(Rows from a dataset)
# # # # # # #

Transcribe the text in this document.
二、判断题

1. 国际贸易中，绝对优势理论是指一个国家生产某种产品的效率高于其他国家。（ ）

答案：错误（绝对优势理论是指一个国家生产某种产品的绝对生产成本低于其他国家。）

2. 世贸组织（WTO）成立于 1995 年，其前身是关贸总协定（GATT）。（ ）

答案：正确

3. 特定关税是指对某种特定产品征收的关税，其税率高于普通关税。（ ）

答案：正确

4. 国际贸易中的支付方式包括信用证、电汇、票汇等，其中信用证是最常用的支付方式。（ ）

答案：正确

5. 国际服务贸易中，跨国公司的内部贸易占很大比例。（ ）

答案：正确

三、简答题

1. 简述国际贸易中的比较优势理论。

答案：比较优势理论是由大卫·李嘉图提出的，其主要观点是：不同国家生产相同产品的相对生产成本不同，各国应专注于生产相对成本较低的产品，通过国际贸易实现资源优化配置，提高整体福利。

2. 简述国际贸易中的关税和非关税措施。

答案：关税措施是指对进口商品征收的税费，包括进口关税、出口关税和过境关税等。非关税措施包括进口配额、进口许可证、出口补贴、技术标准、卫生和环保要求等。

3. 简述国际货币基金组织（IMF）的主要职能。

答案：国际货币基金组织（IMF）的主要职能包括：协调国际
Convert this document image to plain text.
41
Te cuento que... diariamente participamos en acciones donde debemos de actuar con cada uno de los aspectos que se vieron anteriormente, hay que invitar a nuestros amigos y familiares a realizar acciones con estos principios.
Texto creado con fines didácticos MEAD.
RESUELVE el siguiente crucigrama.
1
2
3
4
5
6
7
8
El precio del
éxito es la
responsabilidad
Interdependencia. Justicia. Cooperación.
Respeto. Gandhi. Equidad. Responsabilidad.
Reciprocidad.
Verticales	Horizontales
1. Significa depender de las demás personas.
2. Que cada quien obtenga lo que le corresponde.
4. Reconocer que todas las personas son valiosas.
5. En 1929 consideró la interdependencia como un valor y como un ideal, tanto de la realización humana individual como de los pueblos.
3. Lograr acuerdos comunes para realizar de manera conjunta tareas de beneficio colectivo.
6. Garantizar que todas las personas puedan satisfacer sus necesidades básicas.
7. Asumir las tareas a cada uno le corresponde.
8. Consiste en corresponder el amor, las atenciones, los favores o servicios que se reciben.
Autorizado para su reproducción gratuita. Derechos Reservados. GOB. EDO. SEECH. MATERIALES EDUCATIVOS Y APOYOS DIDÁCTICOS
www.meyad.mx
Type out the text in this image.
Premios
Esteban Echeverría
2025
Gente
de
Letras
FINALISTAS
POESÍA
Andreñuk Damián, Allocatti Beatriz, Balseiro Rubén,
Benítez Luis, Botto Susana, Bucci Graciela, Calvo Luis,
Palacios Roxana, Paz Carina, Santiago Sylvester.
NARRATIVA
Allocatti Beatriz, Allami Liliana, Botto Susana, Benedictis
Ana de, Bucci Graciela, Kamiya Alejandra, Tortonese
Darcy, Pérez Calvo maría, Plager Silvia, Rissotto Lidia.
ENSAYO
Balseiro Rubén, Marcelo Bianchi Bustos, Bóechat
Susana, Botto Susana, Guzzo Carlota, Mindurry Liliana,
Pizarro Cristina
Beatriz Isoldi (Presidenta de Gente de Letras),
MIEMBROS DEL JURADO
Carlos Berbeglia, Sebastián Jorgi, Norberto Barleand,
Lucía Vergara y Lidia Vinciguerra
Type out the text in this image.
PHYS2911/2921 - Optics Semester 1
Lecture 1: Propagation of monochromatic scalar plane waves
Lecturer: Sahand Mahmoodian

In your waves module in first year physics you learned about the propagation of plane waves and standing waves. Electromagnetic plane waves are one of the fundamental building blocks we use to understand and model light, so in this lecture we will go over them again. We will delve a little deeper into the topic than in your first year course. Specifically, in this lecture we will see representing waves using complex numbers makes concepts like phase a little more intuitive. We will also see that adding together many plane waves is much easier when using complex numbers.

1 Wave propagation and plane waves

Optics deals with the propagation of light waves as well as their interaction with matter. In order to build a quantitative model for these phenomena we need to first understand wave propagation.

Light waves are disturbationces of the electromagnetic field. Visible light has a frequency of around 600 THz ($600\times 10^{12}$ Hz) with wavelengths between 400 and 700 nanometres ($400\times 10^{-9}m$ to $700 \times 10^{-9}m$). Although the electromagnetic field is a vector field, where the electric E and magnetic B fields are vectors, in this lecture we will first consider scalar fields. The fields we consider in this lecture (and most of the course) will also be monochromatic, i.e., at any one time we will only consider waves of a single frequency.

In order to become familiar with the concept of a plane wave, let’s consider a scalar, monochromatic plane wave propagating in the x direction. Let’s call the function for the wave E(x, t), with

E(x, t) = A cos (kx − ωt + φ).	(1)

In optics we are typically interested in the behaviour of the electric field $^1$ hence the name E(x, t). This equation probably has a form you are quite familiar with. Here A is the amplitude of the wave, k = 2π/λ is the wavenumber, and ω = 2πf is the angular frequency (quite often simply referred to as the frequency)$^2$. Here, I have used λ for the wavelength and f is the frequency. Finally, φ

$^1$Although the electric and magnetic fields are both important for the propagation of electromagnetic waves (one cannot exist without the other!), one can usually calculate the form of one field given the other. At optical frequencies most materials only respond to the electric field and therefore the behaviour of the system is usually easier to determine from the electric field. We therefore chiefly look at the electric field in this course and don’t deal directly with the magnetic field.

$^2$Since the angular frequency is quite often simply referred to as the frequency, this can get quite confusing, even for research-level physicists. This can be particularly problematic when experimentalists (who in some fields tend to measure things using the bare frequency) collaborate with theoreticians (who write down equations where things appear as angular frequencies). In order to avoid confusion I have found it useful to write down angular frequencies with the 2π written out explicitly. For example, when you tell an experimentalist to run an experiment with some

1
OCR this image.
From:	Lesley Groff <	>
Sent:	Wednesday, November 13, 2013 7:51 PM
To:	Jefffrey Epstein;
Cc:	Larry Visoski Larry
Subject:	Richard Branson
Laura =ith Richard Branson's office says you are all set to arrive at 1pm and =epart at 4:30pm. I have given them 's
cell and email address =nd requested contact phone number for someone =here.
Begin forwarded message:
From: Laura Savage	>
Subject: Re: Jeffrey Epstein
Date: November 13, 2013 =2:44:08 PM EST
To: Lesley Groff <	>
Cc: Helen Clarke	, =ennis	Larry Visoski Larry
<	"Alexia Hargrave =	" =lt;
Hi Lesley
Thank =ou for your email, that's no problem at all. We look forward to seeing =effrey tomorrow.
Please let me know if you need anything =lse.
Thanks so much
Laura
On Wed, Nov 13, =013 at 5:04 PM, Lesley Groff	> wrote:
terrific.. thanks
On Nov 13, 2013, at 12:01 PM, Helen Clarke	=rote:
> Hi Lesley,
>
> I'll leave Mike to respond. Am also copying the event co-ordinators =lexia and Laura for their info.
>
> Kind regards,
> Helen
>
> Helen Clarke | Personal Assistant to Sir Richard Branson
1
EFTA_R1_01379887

# # # # # # #

Copy out every line in the listing where the word "Graciela" appears.

Output of the task:
Benítez Luis, Botto Susana, Bucci Graciela, Calvo Luis,
Ana de, Bucci Graciela, Kamiya Alejandra, Tortonese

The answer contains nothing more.